__EXERCISE DETAILS__:
Identify all lines below that hold "不符合题意" and collect them.

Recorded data
# # # # # # #

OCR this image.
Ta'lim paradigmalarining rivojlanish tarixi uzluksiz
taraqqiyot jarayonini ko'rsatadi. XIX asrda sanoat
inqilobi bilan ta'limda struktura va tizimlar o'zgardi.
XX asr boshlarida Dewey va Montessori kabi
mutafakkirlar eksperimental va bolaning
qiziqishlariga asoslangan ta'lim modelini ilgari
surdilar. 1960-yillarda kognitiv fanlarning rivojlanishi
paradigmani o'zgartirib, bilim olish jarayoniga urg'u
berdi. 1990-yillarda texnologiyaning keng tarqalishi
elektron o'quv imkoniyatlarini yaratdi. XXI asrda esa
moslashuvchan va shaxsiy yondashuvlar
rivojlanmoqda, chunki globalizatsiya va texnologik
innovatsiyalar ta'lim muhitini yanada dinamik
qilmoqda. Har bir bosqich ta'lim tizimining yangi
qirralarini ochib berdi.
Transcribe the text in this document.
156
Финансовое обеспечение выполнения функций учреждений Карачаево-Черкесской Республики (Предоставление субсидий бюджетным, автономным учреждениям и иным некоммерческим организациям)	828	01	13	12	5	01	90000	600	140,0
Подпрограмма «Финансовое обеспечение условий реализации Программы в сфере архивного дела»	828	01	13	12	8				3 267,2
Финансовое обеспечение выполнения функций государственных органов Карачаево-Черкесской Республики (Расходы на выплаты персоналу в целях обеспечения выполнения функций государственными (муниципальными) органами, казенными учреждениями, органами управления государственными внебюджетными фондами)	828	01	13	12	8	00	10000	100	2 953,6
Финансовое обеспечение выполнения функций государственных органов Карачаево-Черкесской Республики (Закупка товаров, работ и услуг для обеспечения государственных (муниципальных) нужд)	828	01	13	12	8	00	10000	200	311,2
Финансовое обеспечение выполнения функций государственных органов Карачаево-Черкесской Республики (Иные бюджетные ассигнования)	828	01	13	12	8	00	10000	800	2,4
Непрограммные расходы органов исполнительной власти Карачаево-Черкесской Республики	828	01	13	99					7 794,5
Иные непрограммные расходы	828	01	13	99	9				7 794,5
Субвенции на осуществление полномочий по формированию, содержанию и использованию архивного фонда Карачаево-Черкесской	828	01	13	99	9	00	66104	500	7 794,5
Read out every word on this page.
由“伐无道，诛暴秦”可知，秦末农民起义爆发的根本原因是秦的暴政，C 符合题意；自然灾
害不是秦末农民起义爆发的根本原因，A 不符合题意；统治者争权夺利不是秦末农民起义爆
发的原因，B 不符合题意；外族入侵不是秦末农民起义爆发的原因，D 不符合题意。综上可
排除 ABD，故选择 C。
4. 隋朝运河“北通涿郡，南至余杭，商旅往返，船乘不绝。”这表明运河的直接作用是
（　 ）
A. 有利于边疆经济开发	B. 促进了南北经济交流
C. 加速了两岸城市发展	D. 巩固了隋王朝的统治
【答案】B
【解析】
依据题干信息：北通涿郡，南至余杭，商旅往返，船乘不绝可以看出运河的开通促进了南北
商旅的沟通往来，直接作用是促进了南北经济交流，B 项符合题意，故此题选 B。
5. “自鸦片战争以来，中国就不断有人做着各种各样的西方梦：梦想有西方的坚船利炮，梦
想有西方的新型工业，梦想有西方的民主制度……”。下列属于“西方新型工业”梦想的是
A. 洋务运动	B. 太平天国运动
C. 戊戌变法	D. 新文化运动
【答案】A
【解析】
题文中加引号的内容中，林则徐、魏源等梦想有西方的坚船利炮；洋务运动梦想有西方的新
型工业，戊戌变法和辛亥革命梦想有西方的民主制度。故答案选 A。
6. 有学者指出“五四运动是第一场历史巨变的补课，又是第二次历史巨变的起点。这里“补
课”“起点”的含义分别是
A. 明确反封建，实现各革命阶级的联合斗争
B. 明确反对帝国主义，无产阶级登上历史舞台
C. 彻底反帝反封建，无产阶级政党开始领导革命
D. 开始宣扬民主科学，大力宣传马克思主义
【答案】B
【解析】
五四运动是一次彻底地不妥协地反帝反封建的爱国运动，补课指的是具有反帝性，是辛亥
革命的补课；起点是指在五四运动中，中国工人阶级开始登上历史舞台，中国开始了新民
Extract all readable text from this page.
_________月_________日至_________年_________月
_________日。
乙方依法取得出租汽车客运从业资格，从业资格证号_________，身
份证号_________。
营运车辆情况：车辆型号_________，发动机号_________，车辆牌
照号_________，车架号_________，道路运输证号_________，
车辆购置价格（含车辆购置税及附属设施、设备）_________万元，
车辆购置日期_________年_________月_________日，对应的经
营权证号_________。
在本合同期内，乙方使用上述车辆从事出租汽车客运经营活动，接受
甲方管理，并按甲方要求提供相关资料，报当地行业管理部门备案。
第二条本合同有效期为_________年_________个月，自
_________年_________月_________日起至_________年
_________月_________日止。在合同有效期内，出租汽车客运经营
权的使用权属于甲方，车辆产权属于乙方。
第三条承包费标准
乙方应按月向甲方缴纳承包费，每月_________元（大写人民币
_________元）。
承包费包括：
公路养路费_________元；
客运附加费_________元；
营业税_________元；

# # # # # # #

__RESULT OF THIS TASK__:
害不是秦末农民起义爆发的根本原因，A 不符合题意；统治者争权夺利不是秦末农民起义爆
发的原因，B 不符合题意；外族入侵不是秦末农民起义爆发的原因，D 不符合题意。综上可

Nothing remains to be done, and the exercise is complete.